— Required work —
Leaving out the pictures, transcribe all of the records faithfully.

— Provided data —
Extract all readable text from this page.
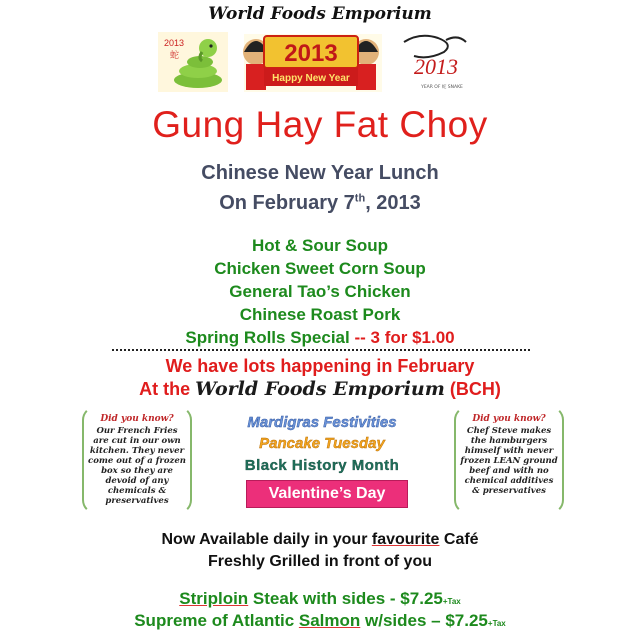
World Foods Emporium
2013
蛇	2013
Happy New Year	2013
YEAR OF 蛇 SNAKE
Gung Hay Fat Choy
Chinese New Year Lunch
On February 7th, 2013
Hot & Sour Soup
Chicken Sweet Corn Soup
General Tao’s Chicken
Chinese Roast Pork
Spring Rolls Special -- 3 for $1.00
We have lots happening in February
At the World Foods Emporium (BCH)
Did you know?
Our French Fries are cut in our own kitchen. They never come out of a frozen box so they are devoid of any chemicals & preservatives
Did you know?
Chef Steve makes the hamburgers himself with never frozen LEAN ground beef and with no chemical additives & preservatives
Mardigras Festivities
Pancake Tuesday
Black History Month
Valentine’s Day
Now Available daily in your favourite Café
Freshly Grilled in front of you
Striploin Steak with sides - $7.25+Tax
Supreme of Atlantic Salmon w/sides – $7.25+Tax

— Response —
Extract all readable text from this page.
World Foods Emporium
2013
蛇	2013
Happy New Year	2013
YEAR OF 蛇 SNAKE
Gung Hay Fat Choy
Chinese New Year Lunch
On February 7th, 2013
Hot & Sour Soup
Chicken Sweet Corn Soup
General Tao’s Chicken
Chinese Roast Pork
Spring Rolls Special -- 3 for $1.00
We have lots happening in February
At the World Foods Emporium (BCH)
Did you know?
Our French Fries are cut in our own kitchen. They never come out of a frozen box so they are devoid of any chemicals & preservatives
Did you know?
Chef Steve makes the hamburgers himself with never frozen LEAN ground beef and with no chemical additives & preservatives
Mardigras Festivities
Pancake Tuesday
Black History Month
Valentine’s Day
Now Available daily in your favourite Café
Freshly Grilled in front of you
Striploin Steak with sides - $7.25+Tax
Supreme of Atlantic Salmon w/sides – $7.25+Tax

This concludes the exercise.